--- START OF Information shown ---

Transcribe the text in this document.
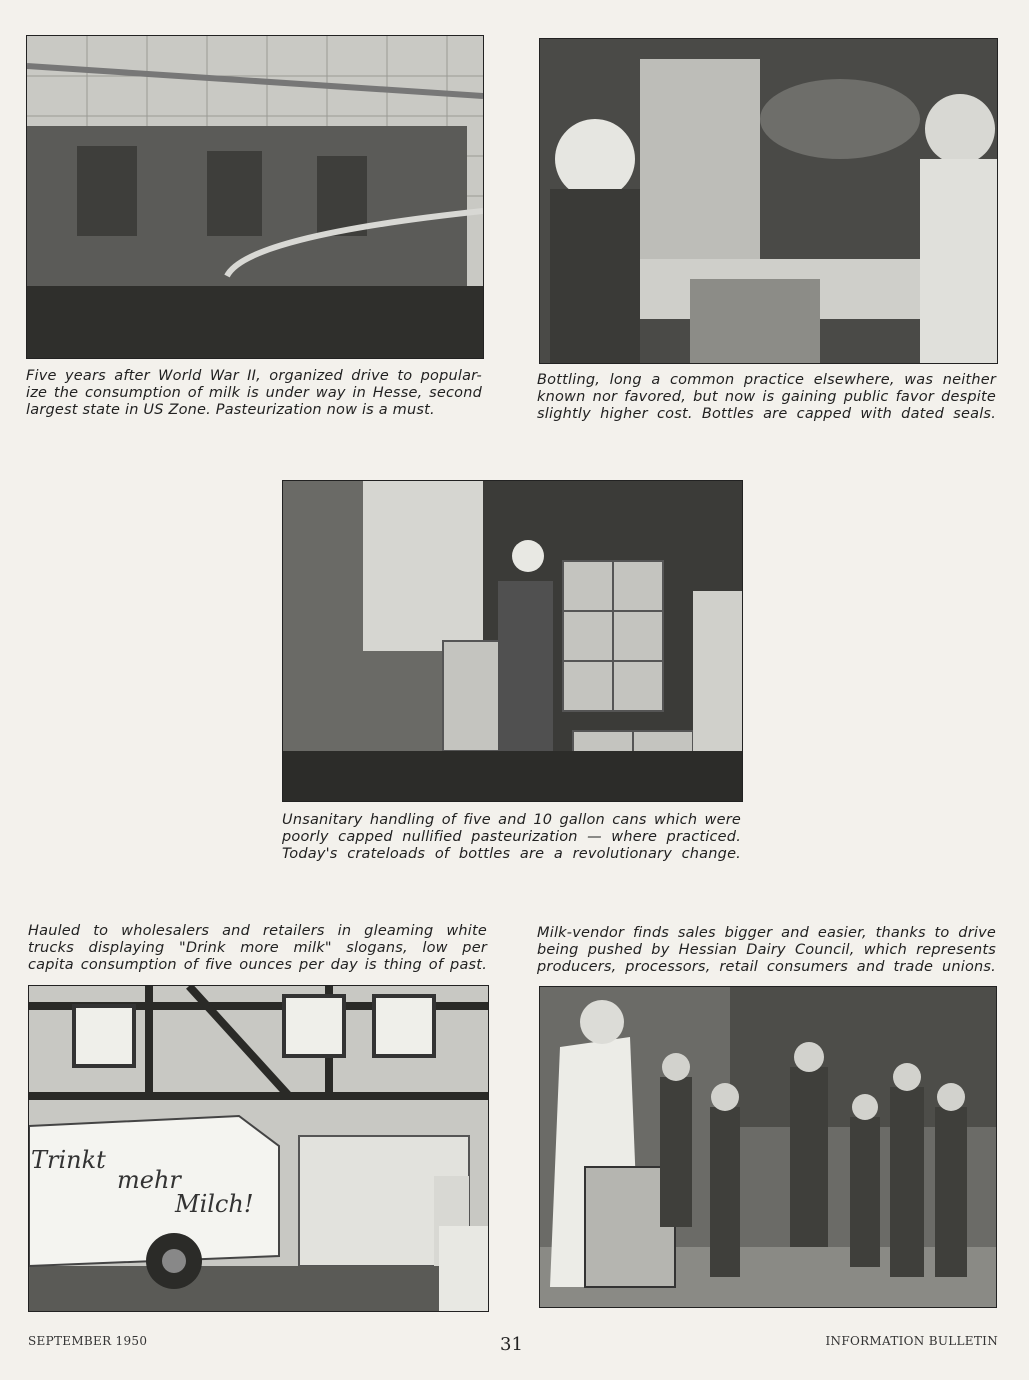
Five years after World War II, organized drive to popular-
ize the consumption of milk is under way in Hesse, second
largest state in US Zone. Pasteurization now is a must.

Bottling, long a common practice elsewhere, was neither
known nor favored, but now is gaining public favor despite
slightly higher cost. Bottles are capped with dated seals.

Unsanitary handling of five and 10 gallon cans which were
poorly capped nullified pasteurization — where practiced.
Today's crateloads of bottles are a revolutionary change.

Hauled to wholesalers and retailers in gleaming white
trucks displaying "Drink more milk" slogans, low per
capita consumption of five ounces per day is thing of past.

Trinkt
mehr
Milch!

Milk-vendor finds sales bigger and easier, thanks to drive
being pushed by Hessian Dairy Council, which represents
producers, processors, retail consumers and trade unions.

SEPTEMBER 1950	31	INFORMATION BULLETIN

--- END OF Information shown ---

The data above needs to be retyped exactly, with the images left out.

Transcribe the text in this document.
Five years after World War II, organized drive to popular-
ize the consumption of milk is under way in Hesse, second
largest state in US Zone. Pasteurization now is a must.

Bottling, long a common practice elsewhere, was neither
known nor favored, but now is gaining public favor despite
slightly higher cost. Bottles are capped with dated seals.

Unsanitary handling of five and 10 gallon cans which were
poorly capped nullified pasteurization — where practiced.
Today's crateloads of bottles are a revolutionary change.

Hauled to wholesalers and retailers in gleaming white
trucks displaying "Drink more milk" slogans, low per
capita consumption of five ounces per day is thing of past.

Trinkt
mehr
Milch!

Milk-vendor finds sales bigger and easier, thanks to drive
being pushed by Hessian Dairy Council, which represents
producers, processors, retail consumers and trade unions.

SEPTEMBER 1950	31	INFORMATION BULLETIN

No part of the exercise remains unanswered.